───── Material shown
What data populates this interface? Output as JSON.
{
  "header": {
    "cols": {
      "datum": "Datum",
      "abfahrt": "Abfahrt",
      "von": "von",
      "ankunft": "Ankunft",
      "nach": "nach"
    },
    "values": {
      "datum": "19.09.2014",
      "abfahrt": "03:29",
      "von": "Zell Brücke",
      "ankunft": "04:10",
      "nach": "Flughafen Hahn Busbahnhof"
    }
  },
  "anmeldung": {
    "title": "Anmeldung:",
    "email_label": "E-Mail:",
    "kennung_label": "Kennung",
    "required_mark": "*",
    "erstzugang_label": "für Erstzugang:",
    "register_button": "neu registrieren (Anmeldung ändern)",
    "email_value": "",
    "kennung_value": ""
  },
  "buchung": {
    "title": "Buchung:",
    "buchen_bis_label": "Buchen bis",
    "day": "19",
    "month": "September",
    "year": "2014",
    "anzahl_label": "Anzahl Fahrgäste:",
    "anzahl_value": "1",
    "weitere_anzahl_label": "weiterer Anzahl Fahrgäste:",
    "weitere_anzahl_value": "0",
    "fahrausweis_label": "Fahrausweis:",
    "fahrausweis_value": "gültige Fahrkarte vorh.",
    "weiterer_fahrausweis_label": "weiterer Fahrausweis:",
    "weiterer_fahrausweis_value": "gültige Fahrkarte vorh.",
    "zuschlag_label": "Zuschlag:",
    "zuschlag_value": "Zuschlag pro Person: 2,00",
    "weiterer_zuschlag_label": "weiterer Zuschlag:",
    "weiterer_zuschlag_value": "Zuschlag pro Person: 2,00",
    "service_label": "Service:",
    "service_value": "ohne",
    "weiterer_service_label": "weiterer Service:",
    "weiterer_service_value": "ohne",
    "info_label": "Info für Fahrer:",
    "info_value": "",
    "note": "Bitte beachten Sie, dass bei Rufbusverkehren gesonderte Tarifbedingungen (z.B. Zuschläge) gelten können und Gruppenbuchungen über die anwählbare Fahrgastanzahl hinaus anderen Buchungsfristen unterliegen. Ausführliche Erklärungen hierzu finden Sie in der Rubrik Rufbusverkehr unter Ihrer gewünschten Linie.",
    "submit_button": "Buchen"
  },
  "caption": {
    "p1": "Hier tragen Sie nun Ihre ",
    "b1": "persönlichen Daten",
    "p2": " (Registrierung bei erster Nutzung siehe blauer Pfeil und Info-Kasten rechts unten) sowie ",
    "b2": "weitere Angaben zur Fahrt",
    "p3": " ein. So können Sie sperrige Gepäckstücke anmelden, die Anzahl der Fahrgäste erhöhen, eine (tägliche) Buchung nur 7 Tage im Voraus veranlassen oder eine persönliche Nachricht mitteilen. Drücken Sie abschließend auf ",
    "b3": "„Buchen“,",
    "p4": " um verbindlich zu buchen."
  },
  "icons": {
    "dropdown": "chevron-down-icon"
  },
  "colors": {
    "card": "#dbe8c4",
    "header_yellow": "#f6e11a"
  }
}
──────────
▸ Objective: Print the records above in full, exactly.

▸ Response to the exercise:
What data populates this interface? Output as JSON.
{
  "header": {
    "cols": {
      "datum": "Datum",
      "abfahrt": "Abfahrt",
      "von": "von",
      "ankunft": "Ankunft",
      "nach": "nach"
    },
    "values": {
      "datum": "19.09.2014",
      "abfahrt": "03:29",
      "von": "Zell Brücke",
      "ankunft": "04:10",
      "nach": "Flughafen Hahn Busbahnhof"
    }
  },
  "anmeldung": {
    "title": "Anmeldung:",
    "email_label": "E-Mail:",
    "kennung_label": "Kennung",
    "required_mark": "*",
    "erstzugang_label": "für Erstzugang:",
    "register_button": "neu registrieren (Anmeldung ändern)",
    "email_value": "",
    "kennung_value": ""
  },
  "buchung": {
    "title": "Buchung:",
    "buchen_bis_label": "Buchen bis",
    "day": "19",
    "month": "September",
    "year": "2014",
    "anzahl_label": "Anzahl Fahrgäste:",
    "anzahl_value": "1",
    "weitere_anzahl_label": "weiterer Anzahl Fahrgäste:",
    "weitere_anzahl_value": "0",
    "fahrausweis_label": "Fahrausweis:",
    "fahrausweis_value": "gültige Fahrkarte vorh.",
    "weiterer_fahrausweis_label": "weiterer Fahrausweis:",
    "weiterer_fahrausweis_value": "gültige Fahrkarte vorh.",
    "zuschlag_label": "Zuschlag:",
    "zuschlag_value": "Zuschlag pro Person: 2,00",
    "weiterer_zuschlag_label": "weiterer Zuschlag:",
    "weiterer_zuschlag_value": "Zuschlag pro Person: 2,00",
    "service_label": "Service:",
    "service_value": "ohne",
    "weiterer_service_label": "weiterer Service:",
    "weiterer_service_value": "ohne",
    "info_label": "Info für Fahrer:",
    "info_value": "",
    "note": "Bitte beachten Sie, dass bei Rufbusverkehren gesonderte Tarifbedingungen (z.B. Zuschläge) gelten können und Gruppenbuchungen über die anwählbare Fahrgastanzahl hinaus anderen Buchungsfristen unterliegen. Ausführliche Erklärungen hierzu finden Sie in der Rubrik Rufbusverkehr unter Ihrer gewünschten Linie.",
    "submit_button": "Buchen"
  },
  "caption": {
    "p1": "Hier tragen Sie nun Ihre ",
    "b1": "persönlichen Daten",
    "p2": " (Registrierung bei erster Nutzung siehe blauer Pfeil und Info-Kasten rechts unten) sowie ",
    "b2": "weitere Angaben zur Fahrt",
    "p3": " ein. So können Sie sperrige Gepäckstücke anmelden, die Anzahl der Fahrgäste erhöhen, eine (tägliche) Buchung nur 7 Tage im Voraus veranlassen oder eine persönliche Nachricht mitteilen. Drücken Sie abschließend auf ",
    "b3": "„Buchen“,",
    "p4": " um verbindlich zu buchen."
  },
  "icons": {
    "dropdown": "chevron-down-icon"
  },
  "colors": {
    "card": "#dbe8c4",
    "header_yellow": "#f6e11a"
  }
}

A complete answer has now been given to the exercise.